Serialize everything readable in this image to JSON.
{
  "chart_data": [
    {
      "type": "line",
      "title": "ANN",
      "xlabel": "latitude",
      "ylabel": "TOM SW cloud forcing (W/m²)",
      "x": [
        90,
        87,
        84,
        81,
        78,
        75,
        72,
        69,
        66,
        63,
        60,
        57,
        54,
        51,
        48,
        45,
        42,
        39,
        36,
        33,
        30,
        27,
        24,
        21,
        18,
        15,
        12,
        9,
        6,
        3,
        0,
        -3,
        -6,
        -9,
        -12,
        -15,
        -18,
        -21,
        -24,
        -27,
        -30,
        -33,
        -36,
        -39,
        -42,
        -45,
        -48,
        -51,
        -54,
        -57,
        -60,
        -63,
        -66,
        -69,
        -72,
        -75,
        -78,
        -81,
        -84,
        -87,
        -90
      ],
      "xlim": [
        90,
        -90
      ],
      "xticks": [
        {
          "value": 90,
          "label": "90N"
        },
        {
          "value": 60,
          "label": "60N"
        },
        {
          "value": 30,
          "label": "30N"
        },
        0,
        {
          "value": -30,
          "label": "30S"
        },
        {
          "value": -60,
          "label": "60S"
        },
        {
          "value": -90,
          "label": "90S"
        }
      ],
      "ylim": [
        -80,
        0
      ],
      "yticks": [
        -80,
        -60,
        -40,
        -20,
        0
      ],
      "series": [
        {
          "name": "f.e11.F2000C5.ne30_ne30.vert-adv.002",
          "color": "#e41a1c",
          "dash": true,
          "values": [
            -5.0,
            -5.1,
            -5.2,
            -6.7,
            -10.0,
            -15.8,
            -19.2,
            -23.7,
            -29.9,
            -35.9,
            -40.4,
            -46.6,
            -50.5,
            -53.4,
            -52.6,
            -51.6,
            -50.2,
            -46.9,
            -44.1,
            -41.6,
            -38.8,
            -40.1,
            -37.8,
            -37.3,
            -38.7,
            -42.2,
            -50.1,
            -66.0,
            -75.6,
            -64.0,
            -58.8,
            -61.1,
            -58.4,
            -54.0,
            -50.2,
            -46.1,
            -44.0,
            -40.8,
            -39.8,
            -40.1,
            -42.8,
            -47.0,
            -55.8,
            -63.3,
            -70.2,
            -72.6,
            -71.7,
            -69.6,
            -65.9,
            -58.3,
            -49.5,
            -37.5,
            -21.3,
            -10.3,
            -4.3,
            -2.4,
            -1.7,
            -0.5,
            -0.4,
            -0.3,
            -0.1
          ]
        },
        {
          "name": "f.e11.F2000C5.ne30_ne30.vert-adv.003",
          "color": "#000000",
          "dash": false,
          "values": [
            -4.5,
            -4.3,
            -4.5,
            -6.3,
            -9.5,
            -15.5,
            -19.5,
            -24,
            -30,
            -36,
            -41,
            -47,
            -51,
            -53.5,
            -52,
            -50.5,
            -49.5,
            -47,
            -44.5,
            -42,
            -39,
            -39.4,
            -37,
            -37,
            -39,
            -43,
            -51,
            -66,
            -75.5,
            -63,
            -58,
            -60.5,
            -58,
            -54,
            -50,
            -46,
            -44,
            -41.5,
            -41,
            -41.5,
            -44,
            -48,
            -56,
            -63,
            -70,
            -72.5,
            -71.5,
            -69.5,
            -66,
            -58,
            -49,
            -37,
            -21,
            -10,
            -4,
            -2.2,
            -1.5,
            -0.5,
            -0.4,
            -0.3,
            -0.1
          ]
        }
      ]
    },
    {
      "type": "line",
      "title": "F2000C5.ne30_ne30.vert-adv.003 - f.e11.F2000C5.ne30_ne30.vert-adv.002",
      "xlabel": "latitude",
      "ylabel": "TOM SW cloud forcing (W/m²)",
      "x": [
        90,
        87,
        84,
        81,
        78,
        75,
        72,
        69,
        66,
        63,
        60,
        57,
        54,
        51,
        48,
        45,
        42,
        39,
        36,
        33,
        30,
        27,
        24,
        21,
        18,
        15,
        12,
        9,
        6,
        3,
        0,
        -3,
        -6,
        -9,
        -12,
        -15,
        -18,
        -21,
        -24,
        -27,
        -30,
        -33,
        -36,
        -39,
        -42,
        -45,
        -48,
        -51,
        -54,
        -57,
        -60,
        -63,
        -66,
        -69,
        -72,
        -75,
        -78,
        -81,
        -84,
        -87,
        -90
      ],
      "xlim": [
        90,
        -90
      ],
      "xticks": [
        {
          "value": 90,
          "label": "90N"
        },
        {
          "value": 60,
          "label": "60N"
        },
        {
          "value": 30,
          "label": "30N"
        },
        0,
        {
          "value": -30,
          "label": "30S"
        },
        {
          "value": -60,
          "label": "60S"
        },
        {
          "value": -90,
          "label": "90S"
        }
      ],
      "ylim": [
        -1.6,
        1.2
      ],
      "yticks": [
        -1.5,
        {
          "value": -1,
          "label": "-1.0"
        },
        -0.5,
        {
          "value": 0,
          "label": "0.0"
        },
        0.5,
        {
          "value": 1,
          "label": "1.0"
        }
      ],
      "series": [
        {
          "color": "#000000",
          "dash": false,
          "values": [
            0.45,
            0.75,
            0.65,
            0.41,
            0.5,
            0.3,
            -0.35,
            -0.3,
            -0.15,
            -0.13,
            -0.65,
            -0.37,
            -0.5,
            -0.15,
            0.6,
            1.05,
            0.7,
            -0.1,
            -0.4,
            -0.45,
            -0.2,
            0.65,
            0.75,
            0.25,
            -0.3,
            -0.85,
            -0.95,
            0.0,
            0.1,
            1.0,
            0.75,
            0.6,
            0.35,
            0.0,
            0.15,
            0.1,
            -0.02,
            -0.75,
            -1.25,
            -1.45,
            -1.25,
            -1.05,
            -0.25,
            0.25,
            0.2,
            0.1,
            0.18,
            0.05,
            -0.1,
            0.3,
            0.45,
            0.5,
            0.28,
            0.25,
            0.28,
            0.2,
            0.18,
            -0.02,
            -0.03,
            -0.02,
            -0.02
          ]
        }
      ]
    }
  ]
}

◆ **TO DO**
Reproduce the entire listing word for word.

◆ **RESULT OF THE TASK**
Serialize everything readable in this image to JSON.
{
  "chart_data": [
    {
      "type": "line",
      "title": "ANN",
      "xlabel": "latitude",
      "ylabel": "TOM SW cloud forcing (W/m²)",
      "x": [
        90,
        87,
        84,
        81,
        78,
        75,
        72,
        69,
        66,
        63,
        60,
        57,
        54,
        51,
        48,
        45,
        42,
        39,
        36,
        33,
        30,
        27,
        24,
        21,
        18,
        15,
        12,
        9,
        6,
        3,
        0,
        -3,
        -6,
        -9,
        -12,
        -15,
        -18,
        -21,
        -24,
        -27,
        -30,
        -33,
        -36,
        -39,
        -42,
        -45,
        -48,
        -51,
        -54,
        -57,
        -60,
        -63,
        -66,
        -69,
        -72,
        -75,
        -78,
        -81,
        -84,
        -87,
        -90
      ],
      "xlim": [
        90,
        -90
      ],
      "xticks": [
        {
          "value": 90,
          "label": "90N"
        },
        {
          "value": 60,
          "label": "60N"
        },
        {
          "value": 30,
          "label": "30N"
        },
        0,
        {
          "value": -30,
          "label": "30S"
        },
        {
          "value": -60,
          "label": "60S"
        },
        {
          "value": -90,
          "label": "90S"
        }
      ],
      "ylim": [
        -80,
        0
      ],
      "yticks": [
        -80,
        -60,
        -40,
        -20,
        0
      ],
      "series": [
        {
          "name": "f.e11.F2000C5.ne30_ne30.vert-adv.002",
          "color": "#e41a1c",
          "dash": true,
          "values": [
            -5.0,
            -5.1,
            -5.2,
            -6.7,
            -10.0,
            -15.8,
            -19.2,
            -23.7,
            -29.9,
            -35.9,
            -40.4,
            -46.6,
            -50.5,
            -53.4,
            -52.6,
            -51.6,
            -50.2,
            -46.9,
            -44.1,
            -41.6,
            -38.8,
            -40.1,
            -37.8,
            -37.3,
            -38.7,
            -42.2,
            -50.1,
            -66.0,
            -75.6,
            -64.0,
            -58.8,
            -61.1,
            -58.4,
            -54.0,
            -50.2,
            -46.1,
            -44.0,
            -40.8,
            -39.8,
            -40.1,
            -42.8,
            -47.0,
            -55.8,
            -63.3,
            -70.2,
            -72.6,
            -71.7,
            -69.6,
            -65.9,
            -58.3,
            -49.5,
            -37.5,
            -21.3,
            -10.3,
            -4.3,
            -2.4,
            -1.7,
            -0.5,
            -0.4,
            -0.3,
            -0.1
          ]
        },
        {
          "name": "f.e11.F2000C5.ne30_ne30.vert-adv.003",
          "color": "#000000",
          "dash": false,
          "values": [
            -4.5,
            -4.3,
            -4.5,
            -6.3,
            -9.5,
            -15.5,
            -19.5,
            -24,
            -30,
            -36,
            -41,
            -47,
            -51,
            -53.5,
            -52,
            -50.5,
            -49.5,
            -47,
            -44.5,
            -42,
            -39,
            -39.4,
            -37,
            -37,
            -39,
            -43,
            -51,
            -66,
            -75.5,
            -63,
            -58,
            -60.5,
            -58,
            -54,
            -50,
            -46,
            -44,
            -41.5,
            -41,
            -41.5,
            -44,
            -48,
            -56,
            -63,
            -70,
            -72.5,
            -71.5,
            -69.5,
            -66,
            -58,
            -49,
            -37,
            -21,
            -10,
            -4,
            -2.2,
            -1.5,
            -0.5,
            -0.4,
            -0.3,
            -0.1
          ]
        }
      ]
    },
    {
      "type": "line",
      "title": "F2000C5.ne30_ne30.vert-adv.003 - f.e11.F2000C5.ne30_ne30.vert-adv.002",
      "xlabel": "latitude",
      "ylabel": "TOM SW cloud forcing (W/m²)",
      "x": [
        90,
        87,
        84,
        81,
        78,
        75,
        72,
        69,
        66,
        63,
        60,
        57,
        54,
        51,
        48,
        45,
        42,
        39,
        36,
        33,
        30,
        27,
        24,
        21,
        18,
        15,
        12,
        9,
        6,
        3,
        0,
        -3,
        -6,
        -9,
        -12,
        -15,
        -18,
        -21,
        -24,
        -27,
        -30,
        -33,
        -36,
        -39,
        -42,
        -45,
        -48,
        -51,
        -54,
        -57,
        -60,
        -63,
        -66,
        -69,
        -72,
        -75,
        -78,
        -81,
        -84,
        -87,
        -90
      ],
      "xlim": [
        90,
        -90
      ],
      "xticks": [
        {
          "value": 90,
          "label": "90N"
        },
        {
          "value": 60,
          "label": "60N"
        },
        {
          "value": 30,
          "label": "30N"
        },
        0,
        {
          "value": -30,
          "label": "30S"
        },
        {
          "value": -60,
          "label": "60S"
        },
        {
          "value": -90,
          "label": "90S"
        }
      ],
      "ylim": [
        -1.6,
        1.2
      ],
      "yticks": [
        -1.5,
        {
          "value": -1,
          "label": "-1.0"
        },
        -0.5,
        {
          "value": 0,
          "label": "0.0"
        },
        0.5,
        {
          "value": 1,
          "label": "1.0"
        }
      ],
      "series": [
        {
          "color": "#000000",
          "dash": false,
          "values": [
            0.45,
            0.75,
            0.65,
            0.41,
            0.5,
            0.3,
            -0.35,
            -0.3,
            -0.15,
            -0.13,
            -0.65,
            -0.37,
            -0.5,
            -0.15,
            0.6,
            1.05,
            0.7,
            -0.1,
            -0.4,
            -0.45,
            -0.2,
            0.65,
            0.75,
            0.25,
            -0.3,
            -0.85,
            -0.95,
            0.0,
            0.1,
            1.0,
            0.75,
            0.6,
            0.35,
            0.0,
            0.15,
            0.1,
            -0.02,
            -0.75,
            -1.25,
            -1.45,
            -1.25,
            -1.05,
            -0.25,
            0.25,
            0.2,
            0.1,
            0.18,
            0.05,
            -0.1,
            0.3,
            0.45,
            0.5,
            0.28,
            0.25,
            0.28,
            0.2,
            0.18,
            -0.02,
            -0.03,
            -0.02,
            -0.02
          ]
        }
      ]
    }
  ]
}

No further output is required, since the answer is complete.